## PROBLEM TO WORK ON
Count every line that holds the string "Ctrl", and report the number alone.

## ENTRIES
[START]
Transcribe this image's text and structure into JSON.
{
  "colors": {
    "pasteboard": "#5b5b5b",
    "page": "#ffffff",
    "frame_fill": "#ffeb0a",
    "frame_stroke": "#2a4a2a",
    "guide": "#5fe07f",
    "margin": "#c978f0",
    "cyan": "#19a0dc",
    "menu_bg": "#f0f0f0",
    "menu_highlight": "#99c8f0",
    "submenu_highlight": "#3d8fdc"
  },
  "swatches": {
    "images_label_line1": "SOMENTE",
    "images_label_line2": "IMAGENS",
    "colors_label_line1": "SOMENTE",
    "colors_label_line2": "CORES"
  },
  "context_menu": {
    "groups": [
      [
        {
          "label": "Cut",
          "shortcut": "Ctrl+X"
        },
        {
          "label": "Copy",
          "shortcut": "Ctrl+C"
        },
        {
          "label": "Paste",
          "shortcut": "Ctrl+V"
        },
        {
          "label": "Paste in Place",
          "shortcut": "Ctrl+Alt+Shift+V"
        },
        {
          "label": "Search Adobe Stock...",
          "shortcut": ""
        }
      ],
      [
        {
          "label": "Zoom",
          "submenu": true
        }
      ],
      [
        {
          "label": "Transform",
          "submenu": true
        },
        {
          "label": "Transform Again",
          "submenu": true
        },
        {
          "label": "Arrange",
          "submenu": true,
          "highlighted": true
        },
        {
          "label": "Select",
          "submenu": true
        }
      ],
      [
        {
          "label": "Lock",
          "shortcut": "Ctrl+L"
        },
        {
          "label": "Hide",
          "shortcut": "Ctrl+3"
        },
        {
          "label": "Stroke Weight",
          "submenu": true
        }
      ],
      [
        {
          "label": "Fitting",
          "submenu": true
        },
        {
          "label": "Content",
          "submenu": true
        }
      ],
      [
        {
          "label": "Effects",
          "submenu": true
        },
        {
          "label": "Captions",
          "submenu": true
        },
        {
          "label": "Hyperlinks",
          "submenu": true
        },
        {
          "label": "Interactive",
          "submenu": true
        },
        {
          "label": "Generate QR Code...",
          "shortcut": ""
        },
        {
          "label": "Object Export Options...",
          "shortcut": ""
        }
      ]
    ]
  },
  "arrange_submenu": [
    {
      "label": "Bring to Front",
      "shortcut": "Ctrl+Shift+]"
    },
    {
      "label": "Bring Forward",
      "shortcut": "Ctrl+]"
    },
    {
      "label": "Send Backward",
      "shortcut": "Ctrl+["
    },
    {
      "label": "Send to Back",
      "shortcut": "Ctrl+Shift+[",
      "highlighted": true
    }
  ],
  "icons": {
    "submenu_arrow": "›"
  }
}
[END]
## THE ANSWER
10